Data extracted from a collection >>
— Start —

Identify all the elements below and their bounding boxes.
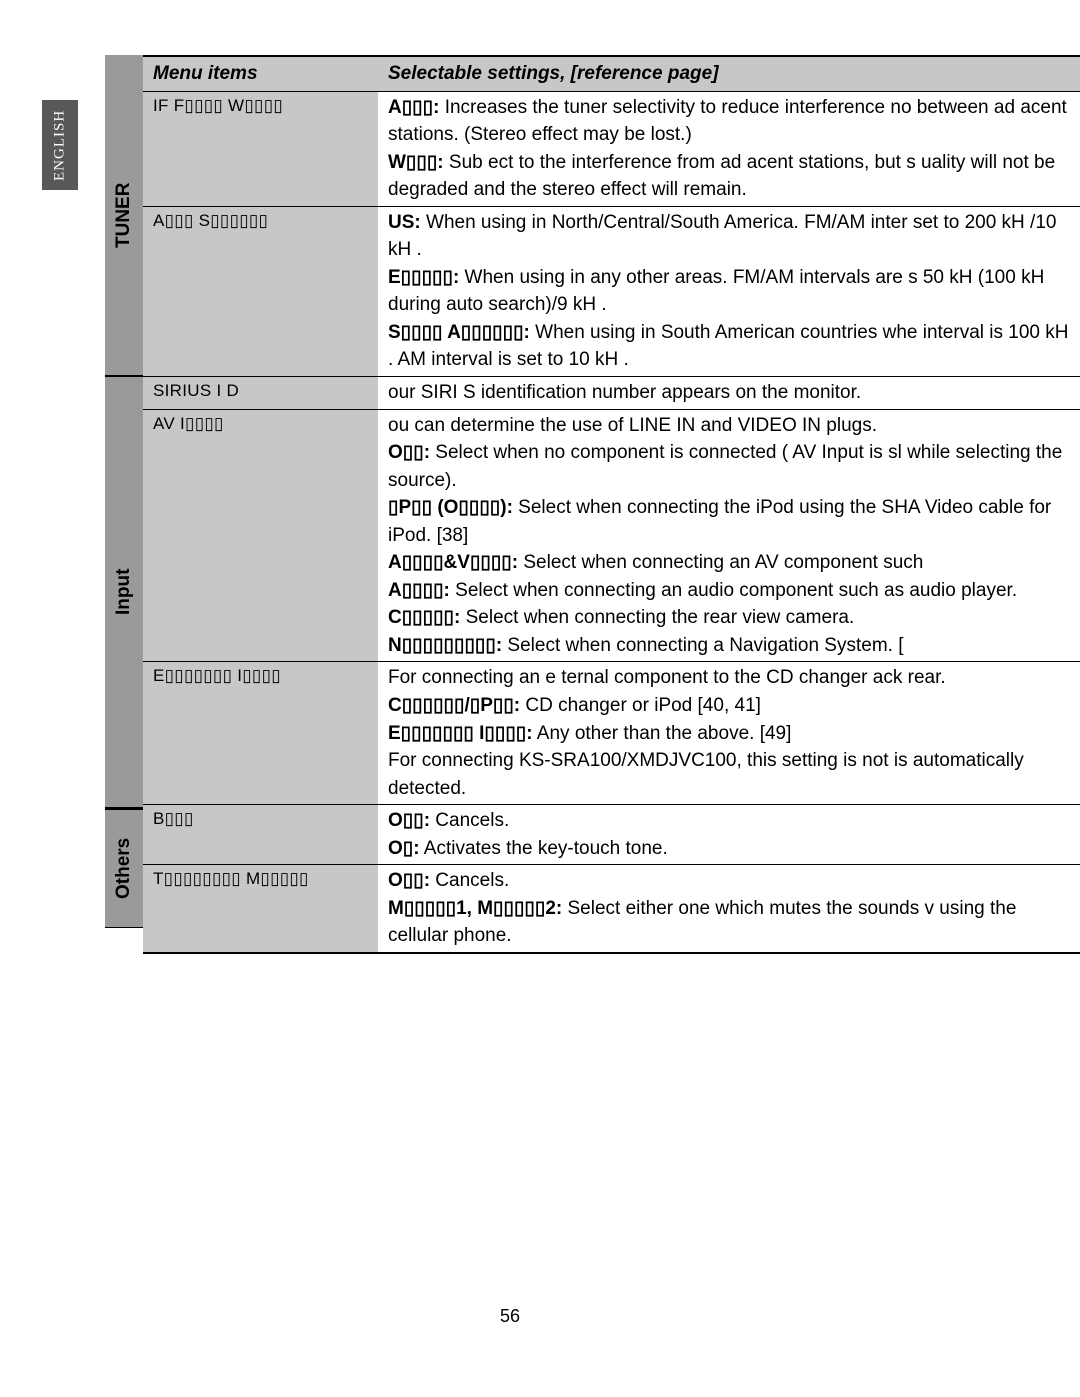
header-settings: Selectable settings, [reference page]	[378, 56, 1080, 91]
setting-beep: O▯▯: Cancels.O▯: Activates the key-touch…	[378, 805, 1080, 865]
table-row: IF F▯▯▯▯ W▯▯▯▯ A▯▯▯: Increases the tuner…	[143, 91, 1080, 206]
setting-tel-muting: O▯▯: Cancels.M▯▯▯▯▯1, M▯▯▯▯▯2: Select ei…	[378, 865, 1080, 953]
menu-item-tel-muting: T▯▯▯▯▯▯▯▯ M▯▯▯▯▯	[143, 865, 378, 953]
setting-av-input: ou can determine the use of LINE IN and …	[378, 409, 1080, 662]
menu-item-sirius: SIRIUS I D	[143, 377, 378, 410]
section-label-tuner: TUNER	[105, 55, 143, 377]
setting-ext-input: For connecting an e ternal component to …	[378, 662, 1080, 805]
table-row: T▯▯▯▯▯▯▯▯ M▯▯▯▯▯ O▯▯: Cancels.M▯▯▯▯▯1, M…	[143, 865, 1080, 953]
menu-item-ext-input: E▯▯▯▯▯▯▯ I▯▯▯▯	[143, 662, 378, 805]
language-tab: ENGLISH	[42, 100, 78, 190]
setting-sirius: our SIRI S identification number appears…	[378, 377, 1080, 410]
section-label-input: Input	[105, 377, 143, 808]
setting-if-filter: A▯▯▯: Increases the tuner selectivity to…	[378, 91, 1080, 206]
settings-table: Menu items Selectable settings, [referen…	[143, 55, 1080, 954]
menu-item-beep: B▯▯▯	[143, 805, 378, 865]
table-row: SIRIUS I D our SIRI S identification num…	[143, 377, 1080, 410]
section-label-others: Others	[105, 808, 143, 928]
table-row: B▯▯▯ O▯▯: Cancels.O▯: Activates the key-…	[143, 805, 1080, 865]
table-header-row: Menu items Selectable settings, [referen…	[143, 56, 1080, 91]
page-number: 56	[0, 1306, 1050, 1327]
setting-area: US: When using in North/Central/South Am…	[378, 206, 1080, 376]
menu-item-if-filter: IF F▯▯▯▯ W▯▯▯▯	[143, 91, 378, 206]
header-menu-items: Menu items	[143, 56, 378, 91]
menu-item-av-input: AV I▯▯▯▯	[143, 409, 378, 662]
table-row: AV I▯▯▯▯ ou can determine the use of LIN…	[143, 409, 1080, 662]
menu-item-area: A▯▯▯ S▯▯▯▯▯▯	[143, 206, 378, 376]
page-root: ENGLISH TUNER Input Others Menu items Se…	[0, 0, 1080, 1397]
table-row: E▯▯▯▯▯▯▯ I▯▯▯▯ For connecting an e terna…	[143, 662, 1080, 805]
table-row: A▯▯▯ S▯▯▯▯▯▯ US: When using in North/Cen…	[143, 206, 1080, 376]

— End —

Problem to solve >> Convert every line of the rows above into a Markdown table with the columns "Line" and "Content", skipping blank lines. Omit the pictures from the table.

Result >>
| Line | Content |
|---|---|
| 1 | Identify all the elements below and their bounding boxes. |
| 2 | header-settings: Selectable settings, [reference page]	[378, 56, 1080, 91] |
| 3 | setting-beep: O▯▯: Cancels.O▯: Activates the key-touch…	[378, 805, 1080, 865] |
| 4 | table-row: IF F▯▯▯▯ W▯▯▯▯ A▯▯▯: Increases the tuner…	[143, 91, 1080, 206] |
| 5 | setting-tel-muting: O▯▯: Cancels.M▯▯▯▯▯1, M▯▯▯▯▯2: Select ei…	[378, 865, 1080, 953] |
| 6 | menu-item-tel-muting: T▯▯▯▯▯▯▯▯ M▯▯▯▯▯	[143, 865, 378, 953] |
| 7 | setting-av-input: ou can determine the use of LINE IN and …	[378, 409, 1080, 662] |
| 8 | menu-item-sirius: SIRIUS I D	[143, 377, 378, 410] |
| 9 | section-label-tuner: TUNER	[105, 55, 143, 377] |
| 10 | setting-ext-input: For connecting an e ternal component to …	[378, 662, 1080, 805] |
| 11 | table-row: T▯▯▯▯▯▯▯▯ M▯▯▯▯▯ O▯▯: Cancels.M▯▯▯▯▯1, M…	[143, 865, 1080, 953] |
| 12 | menu-item-ext-input: E▯▯▯▯▯▯▯ I▯▯▯▯	[143, 662, 378, 805] |
| 13 | language-tab: ENGLISH	[42, 100, 78, 190] |
| 14 | setting-sirius: our SIRI S identification number appears…	[378, 377, 1080, 410] |
| 15 | section-label-input: Input	[105, 377, 143, 808] |
| 16 | setting-if-filter: A▯▯▯: Increases the tuner selectivity to…	[378, 91, 1080, 206] |
| 17 | settings-table: Menu items Selectable settings, [referen…	[143, 55, 1080, 954] |
| 18 | menu-item-beep: B▯▯▯	[143, 805, 378, 865] |
| 19 | table-row: SIRIUS I D our SIRI S identification num…	[143, 377, 1080, 410] |
| 20 | section-label-others: Others	[105, 808, 143, 928] |
| 21 | table-row: B▯▯▯ O▯▯: Cancels.O▯: Activates the key-…	[143, 805, 1080, 865] |
| 22 | table-header-row: Menu items Selectable settings, [referen…	[143, 56, 1080, 91] |
| 23 | page-number: 56	[0, 1306, 1050, 1327] |
| 24 | setting-area: US: When using in North/Central/South Am…	[378, 206, 1080, 376] |
| 25 | menu-item-if-filter: IF F▯▯▯▯ W▯▯▯▯	[143, 91, 378, 206] |
| 26 | header-menu-items: Menu items	[143, 56, 378, 91] |
| 27 | menu-item-av-input: AV I▯▯▯▯	[143, 409, 378, 662] |
| 28 | table-row: AV I▯▯▯▯ ou can determine the use of LIN…	[143, 409, 1080, 662] |
| 29 | menu-item-area: A▯▯▯ S▯▯▯▯▯▯	[143, 206, 378, 376] |
| 30 | page-root: ENGLISH TUNER Input Others Menu items Se…	[0, 0, 1080, 1397] |
| 31 | table-row: E▯▯▯▯▯▯▯ I▯▯▯▯ For connecting an e terna…	[143, 662, 1080, 805] |
| 32 | table-row: A▯▯▯ S▯▯▯▯▯▯ US: When using in North/Cen…	[143, 206, 1080, 376] |